(Figure contents as structured data)
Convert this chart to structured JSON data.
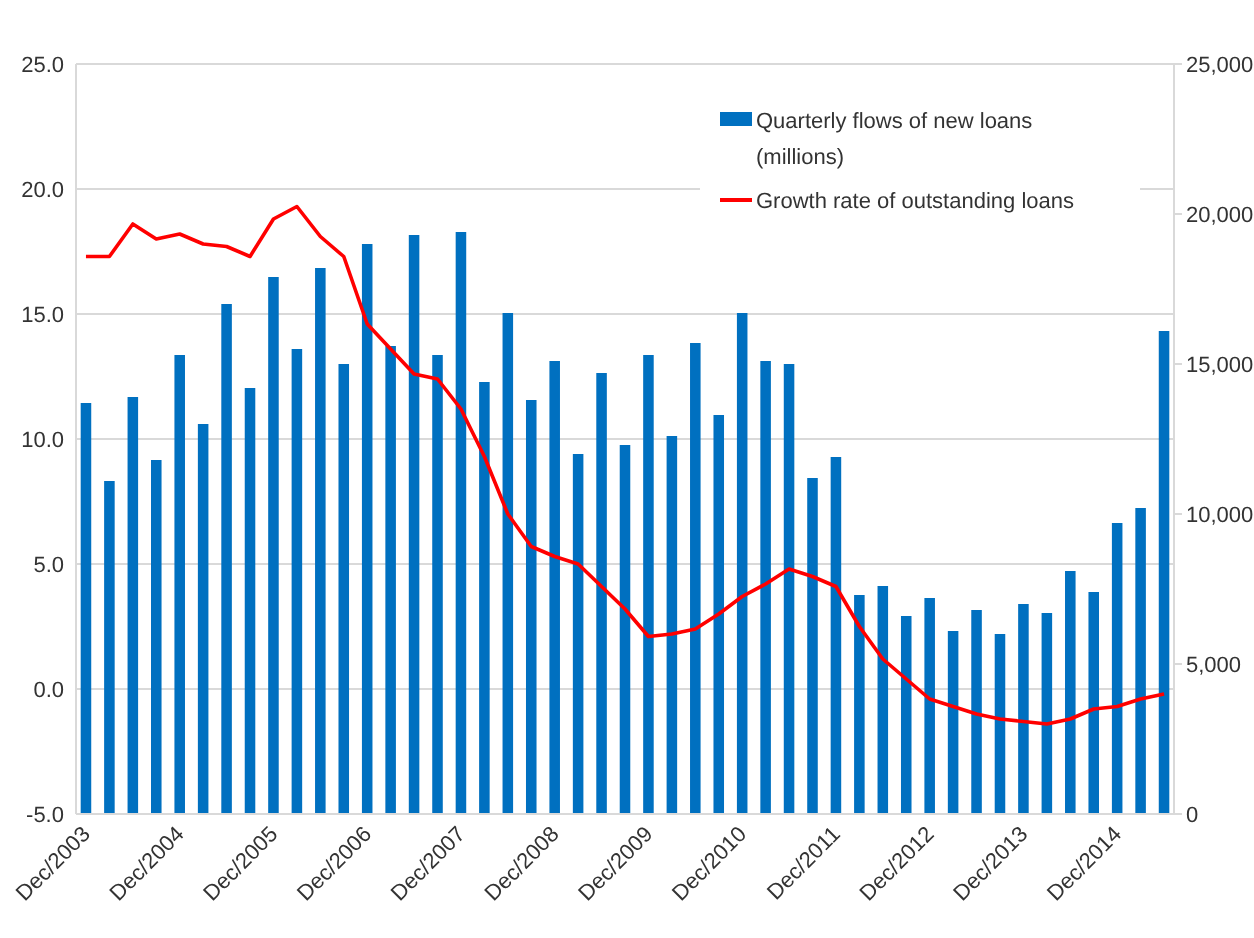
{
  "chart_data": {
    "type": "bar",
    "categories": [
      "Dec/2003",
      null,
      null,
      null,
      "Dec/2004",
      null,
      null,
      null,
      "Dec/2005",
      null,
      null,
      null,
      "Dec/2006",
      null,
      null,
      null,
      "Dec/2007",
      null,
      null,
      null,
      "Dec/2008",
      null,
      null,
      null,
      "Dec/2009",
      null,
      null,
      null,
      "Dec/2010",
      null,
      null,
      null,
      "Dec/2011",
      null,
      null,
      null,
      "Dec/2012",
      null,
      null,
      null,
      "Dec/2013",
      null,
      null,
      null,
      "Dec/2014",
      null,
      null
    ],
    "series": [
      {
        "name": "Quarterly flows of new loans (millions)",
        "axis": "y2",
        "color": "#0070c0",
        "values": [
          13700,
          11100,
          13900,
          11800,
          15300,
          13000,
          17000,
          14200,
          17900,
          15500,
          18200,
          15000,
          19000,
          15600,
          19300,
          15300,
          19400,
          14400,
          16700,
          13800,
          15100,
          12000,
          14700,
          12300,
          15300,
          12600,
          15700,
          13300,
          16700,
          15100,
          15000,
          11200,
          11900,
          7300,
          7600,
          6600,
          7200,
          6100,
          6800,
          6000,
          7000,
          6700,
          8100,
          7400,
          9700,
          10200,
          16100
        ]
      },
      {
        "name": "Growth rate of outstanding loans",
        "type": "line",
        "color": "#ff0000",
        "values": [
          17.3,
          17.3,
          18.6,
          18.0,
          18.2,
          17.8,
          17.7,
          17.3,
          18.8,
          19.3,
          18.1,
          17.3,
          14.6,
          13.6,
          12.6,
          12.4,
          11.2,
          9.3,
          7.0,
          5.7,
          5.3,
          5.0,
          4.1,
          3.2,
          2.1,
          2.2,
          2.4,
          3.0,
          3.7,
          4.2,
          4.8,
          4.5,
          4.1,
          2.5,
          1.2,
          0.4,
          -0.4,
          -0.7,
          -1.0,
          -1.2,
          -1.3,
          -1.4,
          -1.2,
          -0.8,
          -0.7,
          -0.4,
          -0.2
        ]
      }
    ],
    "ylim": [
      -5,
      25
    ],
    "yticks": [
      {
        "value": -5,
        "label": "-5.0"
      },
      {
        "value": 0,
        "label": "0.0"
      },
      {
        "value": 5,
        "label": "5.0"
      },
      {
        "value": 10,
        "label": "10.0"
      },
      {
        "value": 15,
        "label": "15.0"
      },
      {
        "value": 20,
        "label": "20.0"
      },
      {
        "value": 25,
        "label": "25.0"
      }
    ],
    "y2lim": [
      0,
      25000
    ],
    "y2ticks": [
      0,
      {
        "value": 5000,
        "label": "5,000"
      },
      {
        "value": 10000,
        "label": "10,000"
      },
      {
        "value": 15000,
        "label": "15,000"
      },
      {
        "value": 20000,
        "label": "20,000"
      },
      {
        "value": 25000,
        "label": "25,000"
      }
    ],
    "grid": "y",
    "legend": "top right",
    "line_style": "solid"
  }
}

PROBLEM DETAILS ::
Copy every line from the records above that contains the word "loans".

COMPLETED EXERCISE ::
        "name": "Quarterly flows of new loans (millions)",
        "name": "Growth rate of outstanding loans",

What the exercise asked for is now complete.